▸ Provided records
:::::

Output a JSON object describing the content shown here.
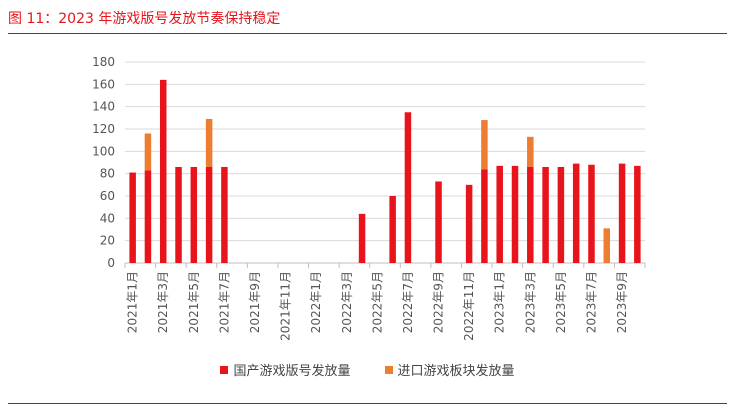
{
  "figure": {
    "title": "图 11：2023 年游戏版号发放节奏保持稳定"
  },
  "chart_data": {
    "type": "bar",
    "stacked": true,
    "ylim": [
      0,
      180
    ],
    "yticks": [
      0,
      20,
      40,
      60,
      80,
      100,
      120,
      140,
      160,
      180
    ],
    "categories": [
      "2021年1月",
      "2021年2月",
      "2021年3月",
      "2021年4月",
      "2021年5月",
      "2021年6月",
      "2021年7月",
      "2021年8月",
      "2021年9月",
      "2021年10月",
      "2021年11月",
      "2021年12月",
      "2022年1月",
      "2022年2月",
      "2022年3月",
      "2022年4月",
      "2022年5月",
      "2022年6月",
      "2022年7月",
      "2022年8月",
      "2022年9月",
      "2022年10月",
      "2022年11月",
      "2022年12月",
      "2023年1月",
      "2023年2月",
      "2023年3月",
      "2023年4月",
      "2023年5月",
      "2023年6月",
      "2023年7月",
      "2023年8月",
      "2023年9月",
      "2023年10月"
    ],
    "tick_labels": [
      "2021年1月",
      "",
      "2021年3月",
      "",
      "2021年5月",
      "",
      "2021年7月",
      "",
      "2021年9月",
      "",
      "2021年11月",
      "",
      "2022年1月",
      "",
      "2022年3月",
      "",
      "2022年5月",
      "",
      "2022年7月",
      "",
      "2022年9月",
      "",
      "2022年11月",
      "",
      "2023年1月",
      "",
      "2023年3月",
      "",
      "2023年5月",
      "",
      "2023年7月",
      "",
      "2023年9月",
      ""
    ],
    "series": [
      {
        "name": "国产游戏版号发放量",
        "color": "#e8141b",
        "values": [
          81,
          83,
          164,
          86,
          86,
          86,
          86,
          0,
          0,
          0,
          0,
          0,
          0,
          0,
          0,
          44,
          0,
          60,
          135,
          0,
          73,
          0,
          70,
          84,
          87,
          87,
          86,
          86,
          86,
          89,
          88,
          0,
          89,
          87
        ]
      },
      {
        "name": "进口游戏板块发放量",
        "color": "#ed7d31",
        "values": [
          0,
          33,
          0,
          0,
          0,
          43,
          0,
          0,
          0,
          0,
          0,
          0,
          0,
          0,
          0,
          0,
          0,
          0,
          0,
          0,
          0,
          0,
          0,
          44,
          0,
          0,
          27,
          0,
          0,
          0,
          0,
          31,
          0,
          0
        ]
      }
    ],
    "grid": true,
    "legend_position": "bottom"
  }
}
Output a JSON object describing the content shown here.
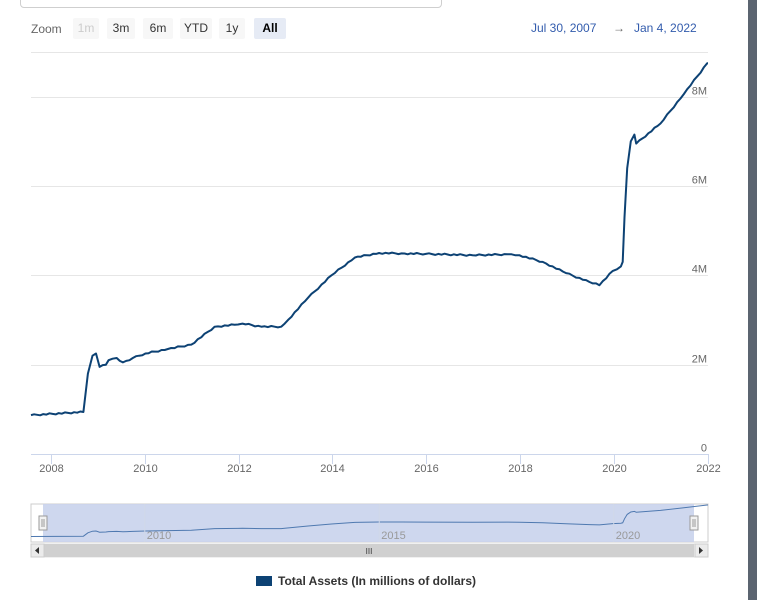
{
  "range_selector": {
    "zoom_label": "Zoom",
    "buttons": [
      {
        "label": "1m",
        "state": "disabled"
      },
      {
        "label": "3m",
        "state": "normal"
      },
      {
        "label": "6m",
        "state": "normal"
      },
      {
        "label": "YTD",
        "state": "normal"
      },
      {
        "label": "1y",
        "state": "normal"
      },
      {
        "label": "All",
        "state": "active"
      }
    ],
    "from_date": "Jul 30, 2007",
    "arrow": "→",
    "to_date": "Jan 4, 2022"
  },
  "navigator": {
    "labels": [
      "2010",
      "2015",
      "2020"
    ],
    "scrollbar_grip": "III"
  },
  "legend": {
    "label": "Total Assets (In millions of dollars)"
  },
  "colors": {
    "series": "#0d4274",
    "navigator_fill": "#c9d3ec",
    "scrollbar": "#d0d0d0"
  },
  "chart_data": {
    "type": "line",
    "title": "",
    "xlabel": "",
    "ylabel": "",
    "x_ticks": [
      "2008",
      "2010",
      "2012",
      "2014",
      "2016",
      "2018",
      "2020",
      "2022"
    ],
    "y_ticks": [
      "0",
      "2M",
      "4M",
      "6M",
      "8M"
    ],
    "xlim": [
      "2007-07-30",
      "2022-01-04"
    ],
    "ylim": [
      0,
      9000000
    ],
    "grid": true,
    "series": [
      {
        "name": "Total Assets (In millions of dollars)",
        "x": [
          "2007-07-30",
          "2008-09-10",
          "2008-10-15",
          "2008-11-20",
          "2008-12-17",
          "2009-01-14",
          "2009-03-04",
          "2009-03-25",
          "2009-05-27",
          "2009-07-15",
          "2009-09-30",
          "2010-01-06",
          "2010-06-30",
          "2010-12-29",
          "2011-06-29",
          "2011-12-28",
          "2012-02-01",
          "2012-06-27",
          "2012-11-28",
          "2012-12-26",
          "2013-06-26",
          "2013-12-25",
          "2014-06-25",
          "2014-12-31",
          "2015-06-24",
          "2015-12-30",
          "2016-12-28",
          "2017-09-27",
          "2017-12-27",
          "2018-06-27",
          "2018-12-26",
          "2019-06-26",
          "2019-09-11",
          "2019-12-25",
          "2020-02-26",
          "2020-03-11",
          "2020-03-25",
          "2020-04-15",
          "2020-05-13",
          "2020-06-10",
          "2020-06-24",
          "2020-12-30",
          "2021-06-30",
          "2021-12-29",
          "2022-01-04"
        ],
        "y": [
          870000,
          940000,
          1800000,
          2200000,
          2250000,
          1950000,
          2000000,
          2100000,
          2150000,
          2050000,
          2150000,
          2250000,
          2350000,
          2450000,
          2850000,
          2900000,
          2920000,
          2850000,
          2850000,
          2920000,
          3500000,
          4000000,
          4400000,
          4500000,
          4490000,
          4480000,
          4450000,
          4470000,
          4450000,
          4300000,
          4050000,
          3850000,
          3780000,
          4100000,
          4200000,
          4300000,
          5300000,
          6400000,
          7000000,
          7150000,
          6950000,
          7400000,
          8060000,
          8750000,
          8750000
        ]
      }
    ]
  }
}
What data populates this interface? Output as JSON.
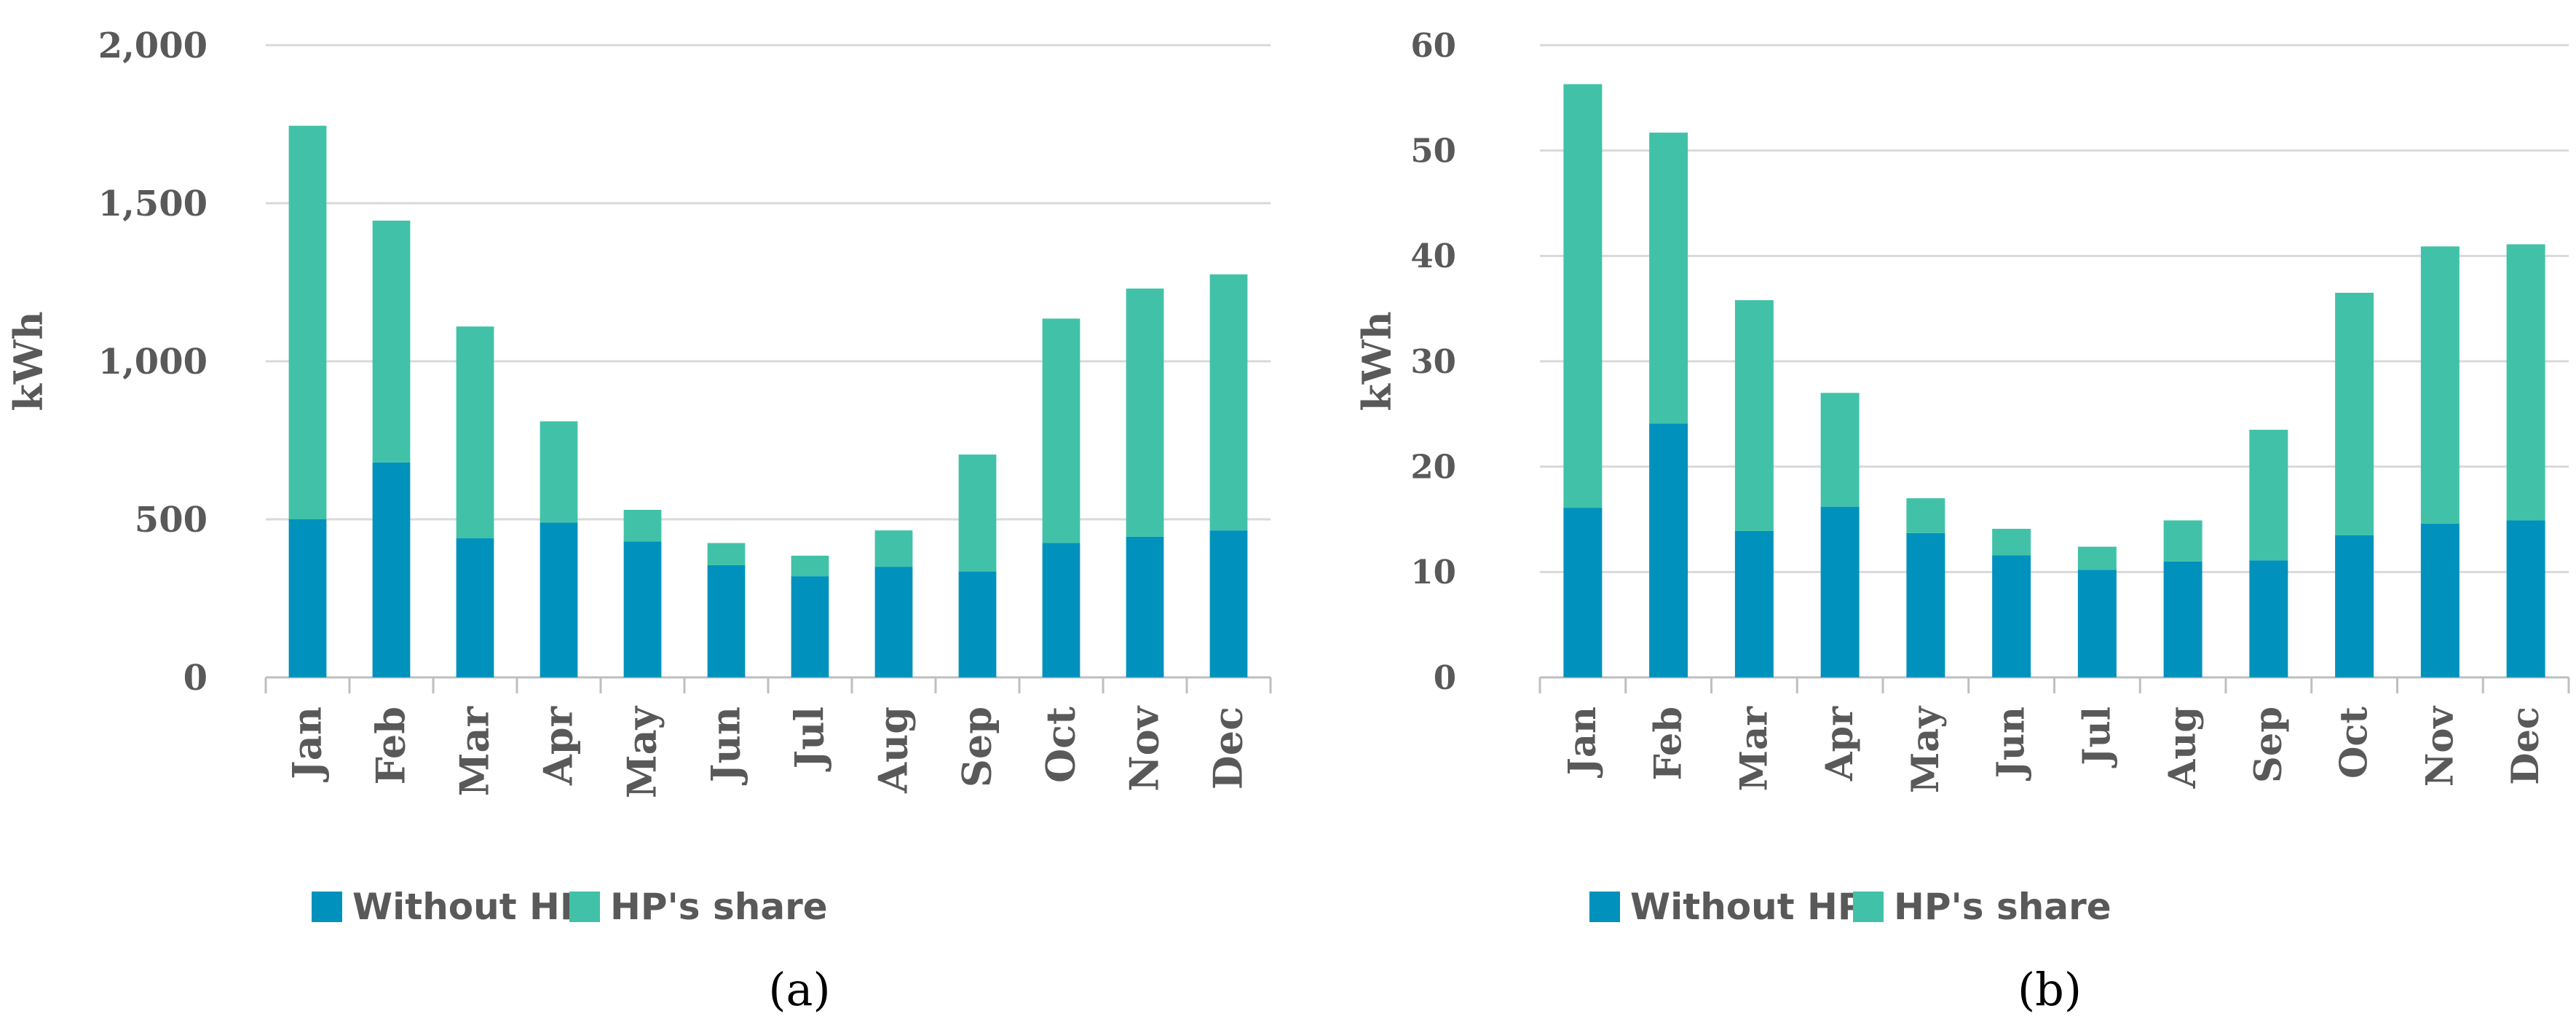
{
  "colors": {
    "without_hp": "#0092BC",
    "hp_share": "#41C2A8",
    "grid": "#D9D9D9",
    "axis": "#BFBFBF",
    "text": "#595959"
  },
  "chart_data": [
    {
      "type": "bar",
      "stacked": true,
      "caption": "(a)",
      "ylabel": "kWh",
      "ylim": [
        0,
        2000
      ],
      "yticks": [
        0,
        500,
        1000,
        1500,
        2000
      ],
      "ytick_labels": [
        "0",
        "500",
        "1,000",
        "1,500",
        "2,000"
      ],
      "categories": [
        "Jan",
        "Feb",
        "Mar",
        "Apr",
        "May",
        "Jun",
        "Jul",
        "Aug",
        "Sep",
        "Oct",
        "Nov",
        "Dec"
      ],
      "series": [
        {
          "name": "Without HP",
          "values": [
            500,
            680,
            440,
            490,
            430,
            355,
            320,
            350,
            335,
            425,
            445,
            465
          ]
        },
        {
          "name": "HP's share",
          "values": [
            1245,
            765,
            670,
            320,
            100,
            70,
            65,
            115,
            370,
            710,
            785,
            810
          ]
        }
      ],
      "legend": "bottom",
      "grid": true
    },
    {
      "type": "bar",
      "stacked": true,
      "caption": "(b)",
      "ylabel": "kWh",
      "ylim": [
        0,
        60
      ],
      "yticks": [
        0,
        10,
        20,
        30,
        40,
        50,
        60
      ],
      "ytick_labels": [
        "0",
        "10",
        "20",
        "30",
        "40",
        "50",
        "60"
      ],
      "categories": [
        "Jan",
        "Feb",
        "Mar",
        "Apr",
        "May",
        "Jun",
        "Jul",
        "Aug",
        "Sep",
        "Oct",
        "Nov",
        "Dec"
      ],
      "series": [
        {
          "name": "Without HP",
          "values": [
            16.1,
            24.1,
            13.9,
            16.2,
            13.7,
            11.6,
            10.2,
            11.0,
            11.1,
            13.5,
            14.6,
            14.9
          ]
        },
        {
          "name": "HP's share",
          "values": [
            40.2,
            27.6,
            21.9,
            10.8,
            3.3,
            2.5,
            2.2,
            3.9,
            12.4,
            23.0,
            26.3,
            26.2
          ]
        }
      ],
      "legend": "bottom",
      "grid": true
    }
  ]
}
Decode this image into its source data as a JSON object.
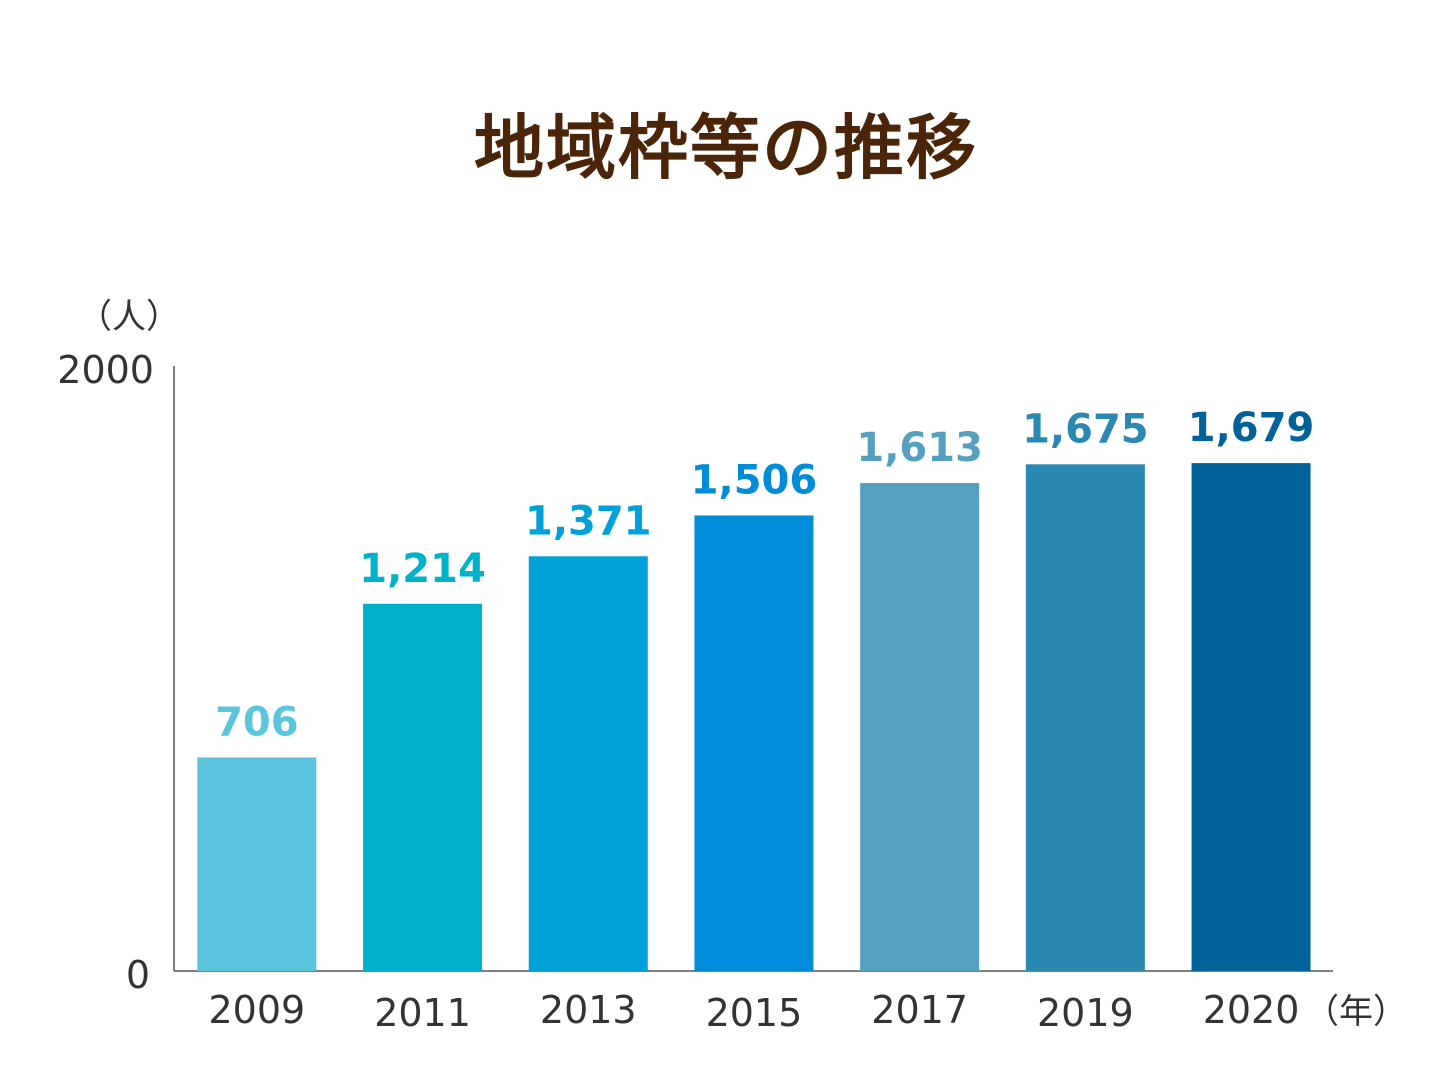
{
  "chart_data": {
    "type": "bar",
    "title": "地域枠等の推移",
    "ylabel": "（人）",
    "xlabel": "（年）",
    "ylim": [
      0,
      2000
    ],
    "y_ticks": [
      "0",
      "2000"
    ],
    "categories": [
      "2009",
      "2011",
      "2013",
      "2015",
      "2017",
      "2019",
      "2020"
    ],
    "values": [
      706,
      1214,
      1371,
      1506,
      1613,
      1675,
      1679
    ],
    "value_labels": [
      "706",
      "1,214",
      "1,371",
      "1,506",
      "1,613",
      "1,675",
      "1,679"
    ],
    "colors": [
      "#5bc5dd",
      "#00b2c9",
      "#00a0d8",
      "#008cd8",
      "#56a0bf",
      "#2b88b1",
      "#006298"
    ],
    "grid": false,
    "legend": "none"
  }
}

:::::

▸ Aim
From the entries above, copy every line that holds the word "dollars".

▸ Output of the exercise
    "label": "Total Assets (In millions of dollars)"
        "name": "Total Assets (In millions of dollars)",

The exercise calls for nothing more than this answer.